§ GOAL OF THE EXERCISE: Repeat everything in the material exactly.

§ DATA:
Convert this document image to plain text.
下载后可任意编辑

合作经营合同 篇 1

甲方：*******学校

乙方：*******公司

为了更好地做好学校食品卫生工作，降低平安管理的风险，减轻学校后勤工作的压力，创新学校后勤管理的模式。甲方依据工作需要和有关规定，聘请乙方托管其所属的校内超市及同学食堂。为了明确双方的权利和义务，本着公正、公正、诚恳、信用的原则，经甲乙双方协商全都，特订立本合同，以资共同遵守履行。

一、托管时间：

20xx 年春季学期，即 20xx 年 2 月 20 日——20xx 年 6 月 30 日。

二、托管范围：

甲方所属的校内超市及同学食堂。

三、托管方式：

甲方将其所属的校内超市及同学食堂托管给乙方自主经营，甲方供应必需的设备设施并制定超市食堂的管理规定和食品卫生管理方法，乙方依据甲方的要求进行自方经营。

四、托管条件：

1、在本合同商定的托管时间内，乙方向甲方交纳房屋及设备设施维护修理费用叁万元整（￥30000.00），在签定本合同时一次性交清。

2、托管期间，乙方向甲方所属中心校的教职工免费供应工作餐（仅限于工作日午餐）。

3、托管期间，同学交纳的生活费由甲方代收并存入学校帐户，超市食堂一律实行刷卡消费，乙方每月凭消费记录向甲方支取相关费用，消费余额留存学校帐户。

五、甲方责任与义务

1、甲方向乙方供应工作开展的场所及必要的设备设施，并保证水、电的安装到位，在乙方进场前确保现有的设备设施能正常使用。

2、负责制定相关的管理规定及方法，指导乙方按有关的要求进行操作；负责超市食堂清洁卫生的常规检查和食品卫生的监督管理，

§ ANSWER TO THIS TASK:
Convert this document image to plain text.
下载后可任意编辑

合作经营合同 篇 1

甲方：*******学校

乙方：*******公司

为了更好地做好学校食品卫生工作，降低平安管理的风险，减轻学校后勤工作的压力，创新学校后勤管理的模式。甲方依据工作需要和有关规定，聘请乙方托管其所属的校内超市及同学食堂。为了明确双方的权利和义务，本着公正、公正、诚恳、信用的原则，经甲乙双方协商全都，特订立本合同，以资共同遵守履行。

一、托管时间：

20xx 年春季学期，即 20xx 年 2 月 20 日——20xx 年 6 月 30 日。

二、托管范围：

甲方所属的校内超市及同学食堂。

三、托管方式：

甲方将其所属的校内超市及同学食堂托管给乙方自主经营，甲方供应必需的设备设施并制定超市食堂的管理规定和食品卫生管理方法，乙方依据甲方的要求进行自方经营。

四、托管条件：

1、在本合同商定的托管时间内，乙方向甲方交纳房屋及设备设施维护修理费用叁万元整（￥30000.00），在签定本合同时一次性交清。

2、托管期间，乙方向甲方所属中心校的教职工免费供应工作餐（仅限于工作日午餐）。

3、托管期间，同学交纳的生活费由甲方代收并存入学校帐户，超市食堂一律实行刷卡消费，乙方每月凭消费记录向甲方支取相关费用，消费余额留存学校帐户。

五、甲方责任与义务

1、甲方向乙方供应工作开展的场所及必要的设备设施，并保证水、电的安装到位，在乙方进场前确保现有的设备设施能正常使用。

2、负责制定相关的管理规定及方法，指导乙方按有关的要求进行操作；负责超市食堂清洁卫生的常规检查和食品卫生的监督管理，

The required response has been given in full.